» **The request**:
Reproduce every record exactly as it appears, but not the pictures.

....................

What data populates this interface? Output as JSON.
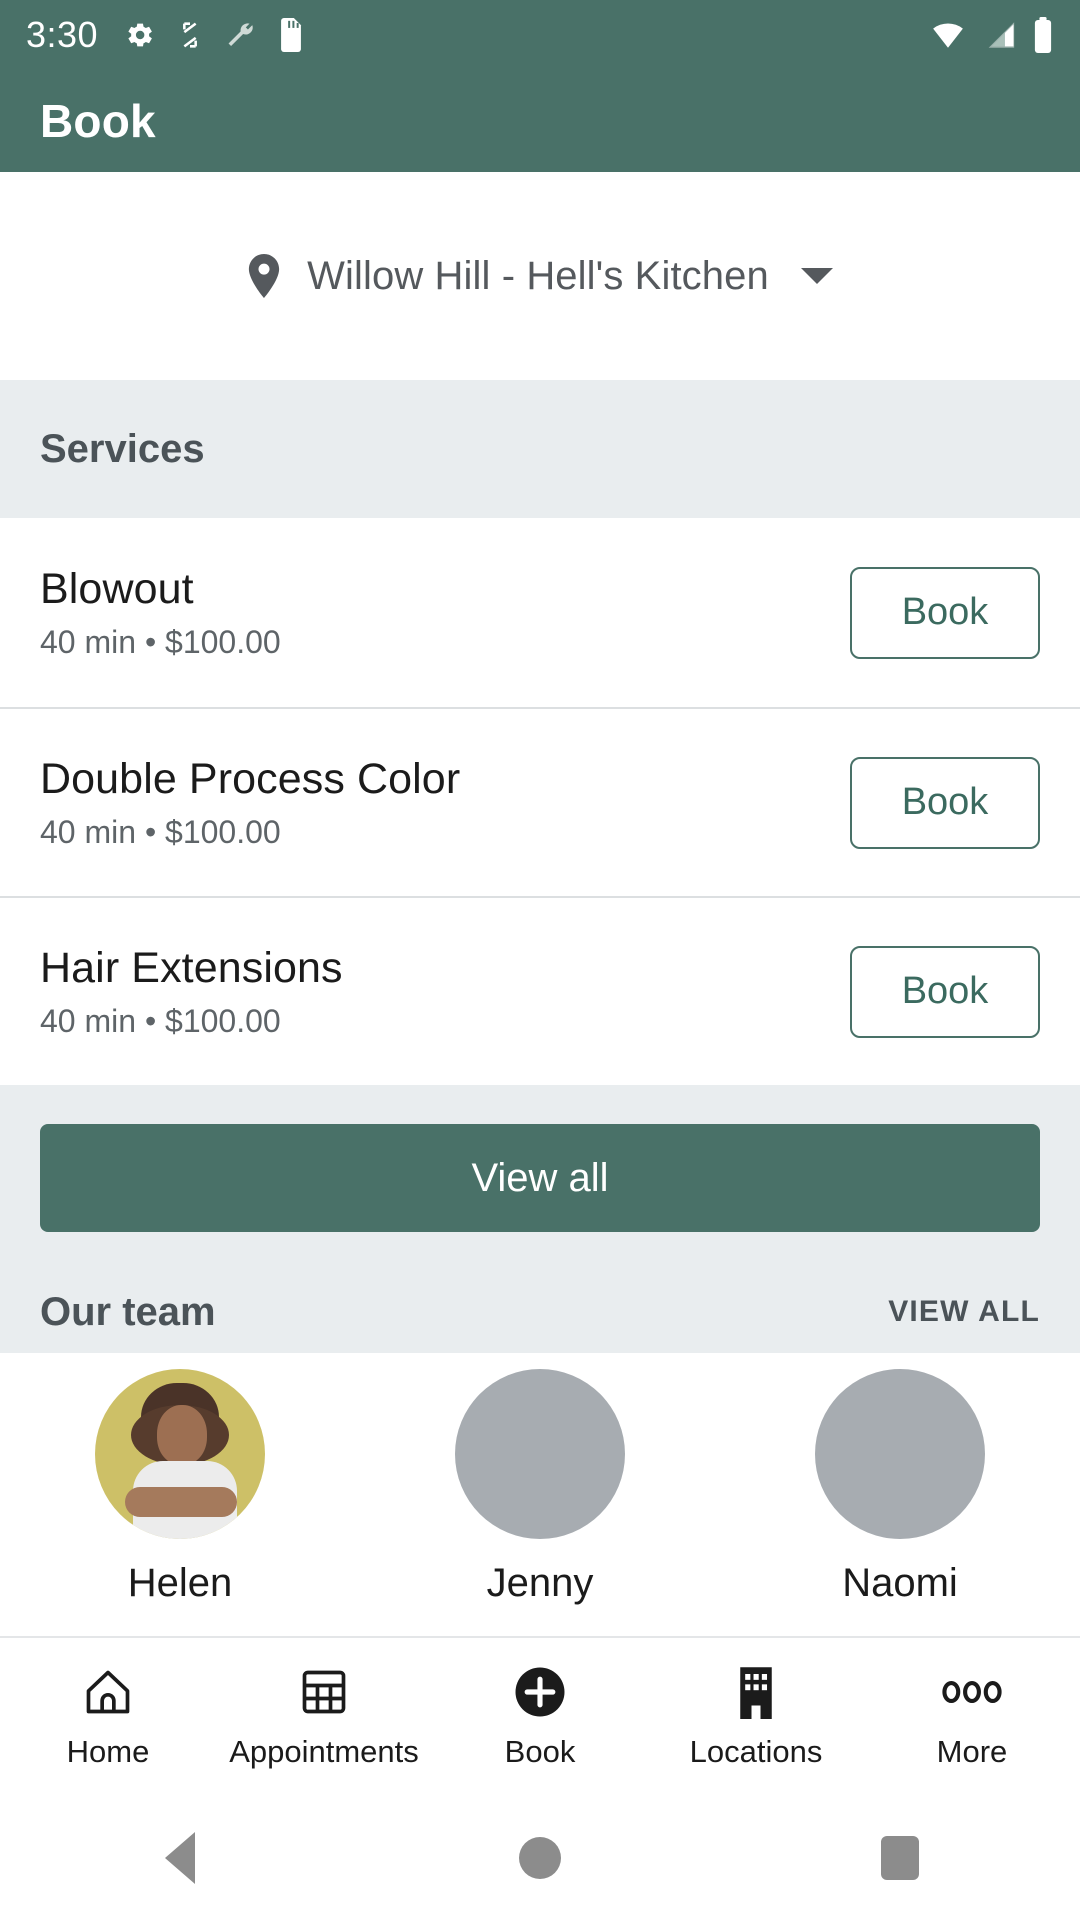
{
  "status_bar": {
    "time": "3:30",
    "left_icons": [
      "gear-icon",
      "resize-icon",
      "wrench-icon",
      "sdcard-icon"
    ],
    "right_icons": [
      "wifi-icon",
      "cellular-signal-icon",
      "battery-icon"
    ]
  },
  "app_bar": {
    "title": "Book"
  },
  "location": {
    "icon": "map-pin-icon",
    "name": "Willow Hill - Hell's Kitchen",
    "caret": "chevron-down-icon"
  },
  "services_section": {
    "title": "Services",
    "items": [
      {
        "name": "Blowout",
        "meta": "40 min • $100.00",
        "button": "Book"
      },
      {
        "name": "Double Process Color",
        "meta": "40 min • $100.00",
        "button": "Book"
      },
      {
        "name": "Hair Extensions",
        "meta": "40 min • $100.00",
        "button": "Book"
      }
    ],
    "view_all_button": "View all"
  },
  "team_section": {
    "title": "Our team",
    "view_all_link": "VIEW ALL",
    "members": [
      {
        "name": "Helen",
        "avatar": "photo"
      },
      {
        "name": "Jenny",
        "avatar": "placeholder"
      },
      {
        "name": "Naomi",
        "avatar": "placeholder"
      }
    ]
  },
  "bottom_nav": {
    "items": [
      {
        "label": "Home",
        "icon": "home-icon",
        "active": false
      },
      {
        "label": "Appointments",
        "icon": "calendar-grid-icon",
        "active": false
      },
      {
        "label": "Book",
        "icon": "plus-circle-icon",
        "active": true
      },
      {
        "label": "Locations",
        "icon": "building-icon",
        "active": false
      },
      {
        "label": "More",
        "icon": "more-dots-icon",
        "active": false
      }
    ]
  },
  "system_nav": {
    "back": "back-triangle-icon",
    "home": "home-circle-icon",
    "recents": "recents-square-icon"
  },
  "colors": {
    "brand_green": "#497168",
    "band_gray": "#e9edef",
    "text_dark": "#1b1b1b"
  }
}
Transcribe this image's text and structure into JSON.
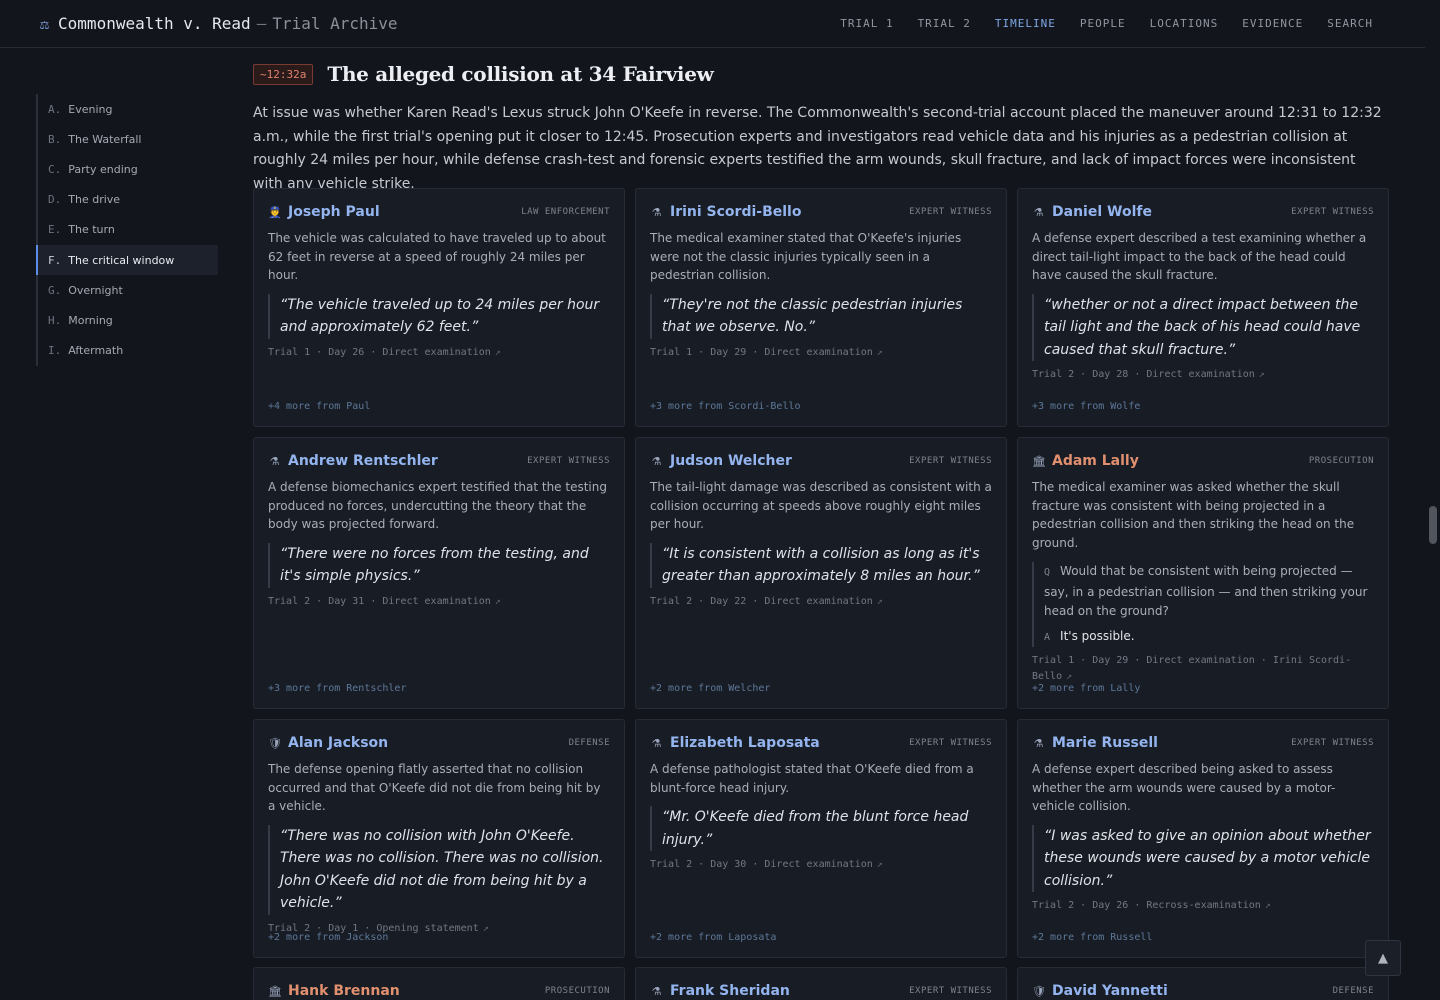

....................

» **The response**:
What data populates this interface? Output as JSON.
{
  "status_bar": {
    "time": "3:30",
    "left_icons": [
      "gear-icon",
      "resize-icon",
      "wrench-icon",
      "sdcard-icon"
    ],
    "right_icons": [
      "wifi-icon",
      "cellular-signal-icon",
      "battery-icon"
    ]
  },
  "app_bar": {
    "title": "Book"
  },
  "location": {
    "icon": "map-pin-icon",
    "name": "Willow Hill - Hell's Kitchen",
    "caret": "chevron-down-icon"
  },
  "services_section": {
    "title": "Services",
    "items": [
      {
        "name": "Blowout",
        "meta": "40 min • $100.00",
        "button": "Book"
      },
      {
        "name": "Double Process Color",
        "meta": "40 min • $100.00",
        "button": "Book"
      },
      {
        "name": "Hair Extensions",
        "meta": "40 min • $100.00",
        "button": "Book"
      }
    ],
    "view_all_button": "View all"
  },
  "team_section": {
    "title": "Our team",
    "view_all_link": "VIEW ALL",
    "members": [
      {
        "name": "Helen",
        "avatar": "photo"
      },
      {
        "name": "Jenny",
        "avatar": "placeholder"
      },
      {
        "name": "Naomi",
        "avatar": "placeholder"
      }
    ]
  },
  "bottom_nav": {
    "items": [
      {
        "label": "Home",
        "icon": "home-icon",
        "active": false
      },
      {
        "label": "Appointments",
        "icon": "calendar-grid-icon",
        "active": false
      },
      {
        "label": "Book",
        "icon": "plus-circle-icon",
        "active": true
      },
      {
        "label": "Locations",
        "icon": "building-icon",
        "active": false
      },
      {
        "label": "More",
        "icon": "more-dots-icon",
        "active": false
      }
    ]
  },
  "system_nav": {
    "back": "back-triangle-icon",
    "home": "home-circle-icon",
    "recents": "recents-square-icon"
  },
  "colors": {
    "brand_green": "#497168",
    "band_gray": "#e9edef",
    "text_dark": "#1b1b1b"
  }
}
Transcribe this image's text and structure into JSON.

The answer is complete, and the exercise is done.